**Task inputs**
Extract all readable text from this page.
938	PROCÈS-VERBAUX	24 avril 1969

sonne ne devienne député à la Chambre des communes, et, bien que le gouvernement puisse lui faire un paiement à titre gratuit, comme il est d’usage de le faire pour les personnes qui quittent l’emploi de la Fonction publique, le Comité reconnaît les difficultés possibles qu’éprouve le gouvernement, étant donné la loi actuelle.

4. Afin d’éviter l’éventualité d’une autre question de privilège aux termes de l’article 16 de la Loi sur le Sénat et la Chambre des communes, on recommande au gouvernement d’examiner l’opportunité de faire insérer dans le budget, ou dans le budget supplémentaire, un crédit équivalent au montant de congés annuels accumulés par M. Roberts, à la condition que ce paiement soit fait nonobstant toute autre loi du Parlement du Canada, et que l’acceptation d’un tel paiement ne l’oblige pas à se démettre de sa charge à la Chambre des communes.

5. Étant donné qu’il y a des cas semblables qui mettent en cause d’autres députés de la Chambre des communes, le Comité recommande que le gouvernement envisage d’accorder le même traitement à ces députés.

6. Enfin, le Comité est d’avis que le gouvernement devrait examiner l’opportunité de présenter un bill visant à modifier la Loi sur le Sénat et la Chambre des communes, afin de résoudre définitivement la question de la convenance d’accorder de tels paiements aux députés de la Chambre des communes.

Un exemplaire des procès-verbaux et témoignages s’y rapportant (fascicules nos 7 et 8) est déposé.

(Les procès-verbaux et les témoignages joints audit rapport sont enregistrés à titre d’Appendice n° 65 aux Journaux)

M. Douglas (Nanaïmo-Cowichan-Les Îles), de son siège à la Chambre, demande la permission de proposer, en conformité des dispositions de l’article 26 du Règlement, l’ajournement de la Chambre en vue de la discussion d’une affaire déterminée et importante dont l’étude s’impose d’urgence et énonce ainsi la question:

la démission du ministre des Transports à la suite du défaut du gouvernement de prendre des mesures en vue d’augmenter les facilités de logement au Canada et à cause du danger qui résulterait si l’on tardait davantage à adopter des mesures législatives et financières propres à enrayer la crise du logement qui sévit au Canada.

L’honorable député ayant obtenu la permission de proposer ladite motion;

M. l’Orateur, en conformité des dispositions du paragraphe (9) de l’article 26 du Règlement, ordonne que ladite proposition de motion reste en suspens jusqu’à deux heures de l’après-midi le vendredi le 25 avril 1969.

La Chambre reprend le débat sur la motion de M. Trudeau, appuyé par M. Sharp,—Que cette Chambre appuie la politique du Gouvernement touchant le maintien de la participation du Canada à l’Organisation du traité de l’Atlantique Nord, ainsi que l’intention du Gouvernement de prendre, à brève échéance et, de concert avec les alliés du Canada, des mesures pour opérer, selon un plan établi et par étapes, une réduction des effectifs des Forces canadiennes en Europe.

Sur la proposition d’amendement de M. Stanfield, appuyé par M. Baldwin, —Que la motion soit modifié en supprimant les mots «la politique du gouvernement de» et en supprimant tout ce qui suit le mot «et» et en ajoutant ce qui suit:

**Task to complete**
Locate all lines holding the word "ainsi", then copy them out.

**Solution to this problem**
M. Douglas (Nanaïmo-Cowichan-Les Îles), de son siège à la Chambre, demande la permission de proposer, en conformité des dispositions de l’article 26 du Règlement, l’ajournement de la Chambre en vue de la discussion d’une affaire déterminée et importante dont l’étude s’impose d’urgence et énonce ainsi la question:
La Chambre reprend le débat sur la motion de M. Trudeau, appuyé par M. Sharp,—Que cette Chambre appuie la politique du Gouvernement touchant le maintien de la participation du Canada à l’Organisation du traité de l’Atlantique Nord, ainsi que l’intention du Gouvernement de prendre, à brève échéance et, de concert avec les alliés du Canada, des mesures pour opérer, selon un plan établi et par étapes, une réduction des effectifs des Forces canadiennes en Europe.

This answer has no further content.